Directive: Return each line of the listing below word for word, leaving out any picture.

Material for the task:
═══

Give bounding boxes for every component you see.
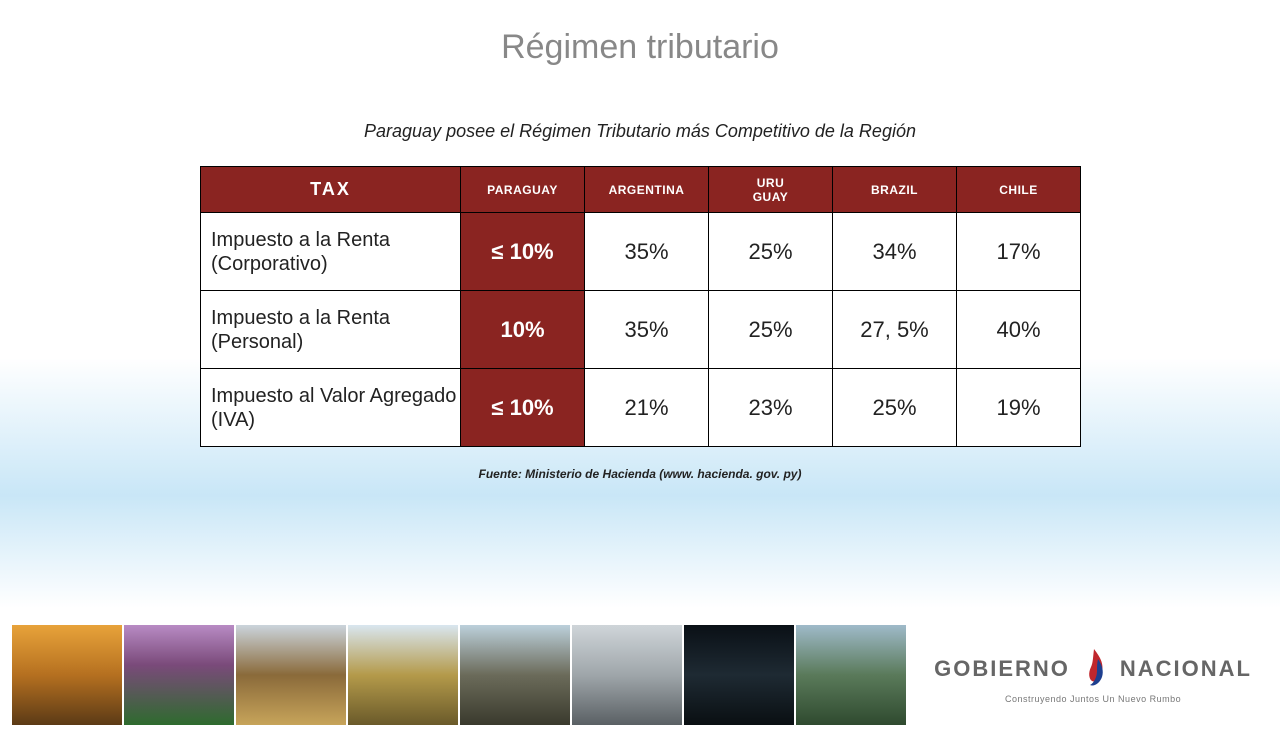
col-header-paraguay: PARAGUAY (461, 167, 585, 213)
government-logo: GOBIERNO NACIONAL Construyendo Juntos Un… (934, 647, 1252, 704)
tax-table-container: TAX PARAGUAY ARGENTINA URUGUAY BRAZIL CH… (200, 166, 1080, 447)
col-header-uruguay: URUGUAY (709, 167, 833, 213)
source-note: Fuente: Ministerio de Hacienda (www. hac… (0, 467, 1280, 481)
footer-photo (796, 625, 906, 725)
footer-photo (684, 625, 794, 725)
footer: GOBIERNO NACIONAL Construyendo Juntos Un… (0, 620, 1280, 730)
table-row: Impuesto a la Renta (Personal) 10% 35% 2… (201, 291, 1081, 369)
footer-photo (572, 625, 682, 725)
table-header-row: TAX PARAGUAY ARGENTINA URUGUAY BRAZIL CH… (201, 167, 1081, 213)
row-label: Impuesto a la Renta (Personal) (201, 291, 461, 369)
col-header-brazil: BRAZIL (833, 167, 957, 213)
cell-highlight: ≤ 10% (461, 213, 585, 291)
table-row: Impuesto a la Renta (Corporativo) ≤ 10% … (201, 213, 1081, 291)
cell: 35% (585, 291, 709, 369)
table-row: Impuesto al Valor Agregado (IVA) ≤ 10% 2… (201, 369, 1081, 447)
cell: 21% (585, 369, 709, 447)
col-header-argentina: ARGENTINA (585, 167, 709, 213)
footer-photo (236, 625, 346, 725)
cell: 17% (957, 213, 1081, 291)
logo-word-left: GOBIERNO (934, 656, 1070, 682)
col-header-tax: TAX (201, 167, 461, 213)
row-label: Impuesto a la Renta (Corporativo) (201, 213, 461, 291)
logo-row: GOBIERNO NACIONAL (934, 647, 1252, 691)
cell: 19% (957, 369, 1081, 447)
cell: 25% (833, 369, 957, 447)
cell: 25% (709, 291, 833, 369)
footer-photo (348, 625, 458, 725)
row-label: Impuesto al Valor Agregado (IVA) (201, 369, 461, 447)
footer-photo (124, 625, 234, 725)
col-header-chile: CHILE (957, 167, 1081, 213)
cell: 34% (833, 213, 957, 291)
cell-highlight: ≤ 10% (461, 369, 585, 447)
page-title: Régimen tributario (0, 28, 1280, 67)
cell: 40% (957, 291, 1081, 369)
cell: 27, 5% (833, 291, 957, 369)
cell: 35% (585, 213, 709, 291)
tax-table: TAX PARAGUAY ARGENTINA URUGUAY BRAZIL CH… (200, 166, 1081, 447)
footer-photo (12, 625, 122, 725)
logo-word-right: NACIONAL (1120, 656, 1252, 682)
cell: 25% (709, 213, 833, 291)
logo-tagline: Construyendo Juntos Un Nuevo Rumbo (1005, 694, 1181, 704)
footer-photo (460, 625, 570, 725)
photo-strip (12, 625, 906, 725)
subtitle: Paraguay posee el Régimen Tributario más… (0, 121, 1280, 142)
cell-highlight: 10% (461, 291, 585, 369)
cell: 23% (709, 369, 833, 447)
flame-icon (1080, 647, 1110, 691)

═══

Answer for this exercise:
Give bounding boxes for every component you see.
col-header-paraguay: PARAGUAY (461, 167, 585, 213)
government-logo: GOBIERNO NACIONAL Construyendo Juntos Un… (934, 647, 1252, 704)
tax-table-container: TAX PARAGUAY ARGENTINA URUGUAY BRAZIL CH… (200, 166, 1080, 447)
col-header-uruguay: URUGUAY (709, 167, 833, 213)
source-note: Fuente: Ministerio de Hacienda (www. hac… (0, 467, 1280, 481)
footer-photo (796, 625, 906, 725)
footer-photo (684, 625, 794, 725)
footer: GOBIERNO NACIONAL Construyendo Juntos Un… (0, 620, 1280, 730)
table-row: Impuesto a la Renta (Personal) 10% 35% 2… (201, 291, 1081, 369)
footer-photo (572, 625, 682, 725)
table-header-row: TAX PARAGUAY ARGENTINA URUGUAY BRAZIL CH… (201, 167, 1081, 213)
row-label: Impuesto a la Renta (Personal) (201, 291, 461, 369)
col-header-brazil: BRAZIL (833, 167, 957, 213)
cell-highlight: ≤ 10% (461, 213, 585, 291)
table-row: Impuesto a la Renta (Corporativo) ≤ 10% … (201, 213, 1081, 291)
cell: 35% (585, 291, 709, 369)
table-row: Impuesto al Valor Agregado (IVA) ≤ 10% 2… (201, 369, 1081, 447)
cell: 21% (585, 369, 709, 447)
col-header-argentina: ARGENTINA (585, 167, 709, 213)
footer-photo (236, 625, 346, 725)
cell: 17% (957, 213, 1081, 291)
logo-word-left: GOBIERNO (934, 656, 1070, 682)
col-header-tax: TAX (201, 167, 461, 213)
row-label: Impuesto a la Renta (Corporativo) (201, 213, 461, 291)
logo-row: GOBIERNO NACIONAL (934, 647, 1252, 691)
cell: 19% (957, 369, 1081, 447)
cell: 25% (833, 369, 957, 447)
cell: 25% (709, 291, 833, 369)
footer-photo (348, 625, 458, 725)
row-label: Impuesto al Valor Agregado (IVA) (201, 369, 461, 447)
footer-photo (124, 625, 234, 725)
col-header-chile: CHILE (957, 167, 1081, 213)
cell: 34% (833, 213, 957, 291)
cell-highlight: ≤ 10% (461, 369, 585, 447)
page-title: Régimen tributario (0, 28, 1280, 67)
cell: 40% (957, 291, 1081, 369)
cell: 27, 5% (833, 291, 957, 369)
cell: 35% (585, 213, 709, 291)
tax-table: TAX PARAGUAY ARGENTINA URUGUAY BRAZIL CH… (200, 166, 1081, 447)
footer-photo (12, 625, 122, 725)
logo-word-right: NACIONAL (1120, 656, 1252, 682)
cell: 25% (709, 213, 833, 291)
logo-tagline: Construyendo Juntos Un Nuevo Rumbo (1005, 694, 1181, 704)
footer-photo (460, 625, 570, 725)
photo-strip (12, 625, 906, 725)
subtitle: Paraguay posee el Régimen Tributario más… (0, 121, 1280, 142)
cell-highlight: 10% (461, 291, 585, 369)
cell: 23% (709, 369, 833, 447)
flame-icon (1080, 647, 1110, 691)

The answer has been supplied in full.